● Do this:
Output all records precisely as written.

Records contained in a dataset

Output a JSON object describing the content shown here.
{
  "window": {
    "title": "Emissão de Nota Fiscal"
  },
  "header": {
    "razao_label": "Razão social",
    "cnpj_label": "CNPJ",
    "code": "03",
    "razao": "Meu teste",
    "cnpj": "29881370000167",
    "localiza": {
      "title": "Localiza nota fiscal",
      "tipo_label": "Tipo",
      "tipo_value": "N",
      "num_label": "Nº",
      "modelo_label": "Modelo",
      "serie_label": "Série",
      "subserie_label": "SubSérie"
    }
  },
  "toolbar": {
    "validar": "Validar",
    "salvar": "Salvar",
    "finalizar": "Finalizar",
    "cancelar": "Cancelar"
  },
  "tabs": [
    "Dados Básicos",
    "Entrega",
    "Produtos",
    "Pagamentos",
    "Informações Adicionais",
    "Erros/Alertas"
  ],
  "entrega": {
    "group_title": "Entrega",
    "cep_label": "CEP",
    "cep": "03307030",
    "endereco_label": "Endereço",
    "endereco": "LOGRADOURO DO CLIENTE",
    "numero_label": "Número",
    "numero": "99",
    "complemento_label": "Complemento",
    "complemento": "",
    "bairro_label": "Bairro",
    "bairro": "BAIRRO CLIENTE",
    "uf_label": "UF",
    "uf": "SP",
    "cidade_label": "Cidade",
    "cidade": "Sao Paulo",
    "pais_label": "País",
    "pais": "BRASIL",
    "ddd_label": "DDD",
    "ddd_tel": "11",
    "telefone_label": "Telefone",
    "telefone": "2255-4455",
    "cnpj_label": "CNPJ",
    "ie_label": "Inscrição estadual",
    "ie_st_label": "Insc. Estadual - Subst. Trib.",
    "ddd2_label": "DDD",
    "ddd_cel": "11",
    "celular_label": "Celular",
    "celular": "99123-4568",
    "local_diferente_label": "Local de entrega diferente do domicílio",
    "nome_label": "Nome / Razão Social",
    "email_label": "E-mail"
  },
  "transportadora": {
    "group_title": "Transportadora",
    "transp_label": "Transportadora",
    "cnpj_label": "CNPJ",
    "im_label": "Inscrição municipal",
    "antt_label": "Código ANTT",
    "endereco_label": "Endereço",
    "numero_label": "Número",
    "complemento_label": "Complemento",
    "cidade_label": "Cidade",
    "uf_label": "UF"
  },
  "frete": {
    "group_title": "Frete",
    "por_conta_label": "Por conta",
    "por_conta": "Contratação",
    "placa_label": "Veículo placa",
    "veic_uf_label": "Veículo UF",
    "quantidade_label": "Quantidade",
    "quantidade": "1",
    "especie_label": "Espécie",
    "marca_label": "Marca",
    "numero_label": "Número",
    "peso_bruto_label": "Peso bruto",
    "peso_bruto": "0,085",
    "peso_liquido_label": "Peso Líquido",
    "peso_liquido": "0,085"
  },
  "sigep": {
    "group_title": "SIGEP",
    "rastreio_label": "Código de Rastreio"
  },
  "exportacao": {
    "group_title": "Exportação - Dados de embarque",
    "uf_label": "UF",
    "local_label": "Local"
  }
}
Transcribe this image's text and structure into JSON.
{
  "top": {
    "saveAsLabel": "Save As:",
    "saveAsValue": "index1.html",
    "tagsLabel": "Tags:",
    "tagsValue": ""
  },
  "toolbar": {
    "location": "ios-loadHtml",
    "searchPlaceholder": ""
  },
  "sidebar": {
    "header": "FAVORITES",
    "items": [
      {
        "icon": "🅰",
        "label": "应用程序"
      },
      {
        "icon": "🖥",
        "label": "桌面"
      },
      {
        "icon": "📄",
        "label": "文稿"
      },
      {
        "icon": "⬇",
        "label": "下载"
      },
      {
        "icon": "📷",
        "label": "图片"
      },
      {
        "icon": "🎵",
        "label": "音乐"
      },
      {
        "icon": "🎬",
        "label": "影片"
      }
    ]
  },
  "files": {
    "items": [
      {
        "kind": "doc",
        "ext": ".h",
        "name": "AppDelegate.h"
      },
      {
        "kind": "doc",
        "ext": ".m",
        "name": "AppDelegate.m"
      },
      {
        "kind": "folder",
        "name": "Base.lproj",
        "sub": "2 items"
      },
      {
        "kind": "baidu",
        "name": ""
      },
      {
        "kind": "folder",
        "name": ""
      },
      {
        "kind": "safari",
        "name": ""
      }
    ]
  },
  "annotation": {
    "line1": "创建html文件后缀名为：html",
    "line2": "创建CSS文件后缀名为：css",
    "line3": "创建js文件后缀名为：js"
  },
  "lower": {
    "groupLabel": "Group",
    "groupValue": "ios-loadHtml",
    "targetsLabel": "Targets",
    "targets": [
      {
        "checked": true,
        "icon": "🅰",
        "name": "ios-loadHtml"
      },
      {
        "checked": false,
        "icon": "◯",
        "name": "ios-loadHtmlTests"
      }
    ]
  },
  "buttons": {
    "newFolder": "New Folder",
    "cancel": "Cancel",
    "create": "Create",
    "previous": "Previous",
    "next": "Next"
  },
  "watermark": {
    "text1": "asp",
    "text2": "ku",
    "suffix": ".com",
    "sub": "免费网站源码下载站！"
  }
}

● Finished task:
Output a JSON object describing the content shown here.
{
  "window": {
    "title": "Emissão de Nota Fiscal"
  },
  "header": {
    "razao_label": "Razão social",
    "cnpj_label": "CNPJ",
    "code": "03",
    "razao": "Meu teste",
    "cnpj": "29881370000167",
    "localiza": {
      "title": "Localiza nota fiscal",
      "tipo_label": "Tipo",
      "tipo_value": "N",
      "num_label": "Nº",
      "modelo_label": "Modelo",
      "serie_label": "Série",
      "subserie_label": "SubSérie"
    }
  },
  "toolbar": {
    "validar": "Validar",
    "salvar": "Salvar",
    "finalizar": "Finalizar",
    "cancelar": "Cancelar"
  },
  "tabs": [
    "Dados Básicos",
    "Entrega",
    "Produtos",
    "Pagamentos",
    "Informações Adicionais",
    "Erros/Alertas"
  ],
  "entrega": {
    "group_title": "Entrega",
    "cep_label": "CEP",
    "cep": "03307030",
    "endereco_label": "Endereço",
    "endereco": "LOGRADOURO DO CLIENTE",
    "numero_label": "Número",
    "numero": "99",
    "complemento_label": "Complemento",
    "complemento": "",
    "bairro_label": "Bairro",
    "bairro": "BAIRRO CLIENTE",
    "uf_label": "UF",
    "uf": "SP",
    "cidade_label": "Cidade",
    "cidade": "Sao Paulo",
    "pais_label": "País",
    "pais": "BRASIL",
    "ddd_label": "DDD",
    "ddd_tel": "11",
    "telefone_label": "Telefone",
    "telefone": "2255-4455",
    "cnpj_label": "CNPJ",
    "ie_label": "Inscrição estadual",
    "ie_st_label": "Insc. Estadual - Subst. Trib.",
    "ddd2_label": "DDD",
    "ddd_cel": "11",
    "celular_label": "Celular",
    "celular": "99123-4568",
    "local_diferente_label": "Local de entrega diferente do domicílio",
    "nome_label": "Nome / Razão Social",
    "email_label": "E-mail"
  },
  "transportadora": {
    "group_title": "Transportadora",
    "transp_label": "Transportadora",
    "cnpj_label": "CNPJ",
    "im_label": "Inscrição municipal",
    "antt_label": "Código ANTT",
    "endereco_label": "Endereço",
    "numero_label": "Número",
    "complemento_label": "Complemento",
    "cidade_label": "Cidade",
    "uf_label": "UF"
  },
  "frete": {
    "group_title": "Frete",
    "por_conta_label": "Por conta",
    "por_conta": "Contratação",
    "placa_label": "Veículo placa",
    "veic_uf_label": "Veículo UF",
    "quantidade_label": "Quantidade",
    "quantidade": "1",
    "especie_label": "Espécie",
    "marca_label": "Marca",
    "numero_label": "Número",
    "peso_bruto_label": "Peso bruto",
    "peso_bruto": "0,085",
    "peso_liquido_label": "Peso Líquido",
    "peso_liquido": "0,085"
  },
  "sigep": {
    "group_title": "SIGEP",
    "rastreio_label": "Código de Rastreio"
  },
  "exportacao": {
    "group_title": "Exportação - Dados de embarque",
    "uf_label": "UF",
    "local_label": "Local"
  }
}
Transcribe this image's text and structure into JSON.
{
  "top": {
    "saveAsLabel": "Save As:",
    "saveAsValue": "index1.html",
    "tagsLabel": "Tags:",
    "tagsValue": ""
  },
  "toolbar": {
    "location": "ios-loadHtml",
    "searchPlaceholder": ""
  },
  "sidebar": {
    "header": "FAVORITES",
    "items": [
      {
        "icon": "🅰",
        "label": "应用程序"
      },
      {
        "icon": "🖥",
        "label": "桌面"
      },
      {
        "icon": "📄",
        "label": "文稿"
      },
      {
        "icon": "⬇",
        "label": "下载"
      },
      {
        "icon": "📷",
        "label": "图片"
      },
      {
        "icon": "🎵",
        "label": "音乐"
      },
      {
        "icon": "🎬",
        "label": "影片"
      }
    ]
  },
  "files": {
    "items": [
      {
        "kind": "doc",
        "ext": ".h",
        "name": "AppDelegate.h"
      },
      {
        "kind": "doc",
        "ext": ".m",
        "name": "AppDelegate.m"
      },
      {
        "kind": "folder",
        "name": "Base.lproj",
        "sub": "2 items"
      },
      {
        "kind": "baidu",
        "name": ""
      },
      {
        "kind": "folder",
        "name": ""
      },
      {
        "kind": "safari",
        "name": ""
      }
    ]
  },
  "annotation": {
    "line1": "创建html文件后缀名为：html",
    "line2": "创建CSS文件后缀名为：css",
    "line3": "创建js文件后缀名为：js"
  },
  "lower": {
    "groupLabel": "Group",
    "groupValue": "ios-loadHtml",
    "targetsLabel": "Targets",
    "targets": [
      {
        "checked": true,
        "icon": "🅰",
        "name": "ios-loadHtml"
      },
      {
        "checked": false,
        "icon": "◯",
        "name": "ios-loadHtmlTests"
      }
    ]
  },
  "buttons": {
    "newFolder": "New Folder",
    "cancel": "Cancel",
    "create": "Create",
    "previous": "Previous",
    "next": "Next"
  },
  "watermark": {
    "text1": "asp",
    "text2": "ku",
    "suffix": ".com",
    "sub": "免费网站源码下载站！"
  }
}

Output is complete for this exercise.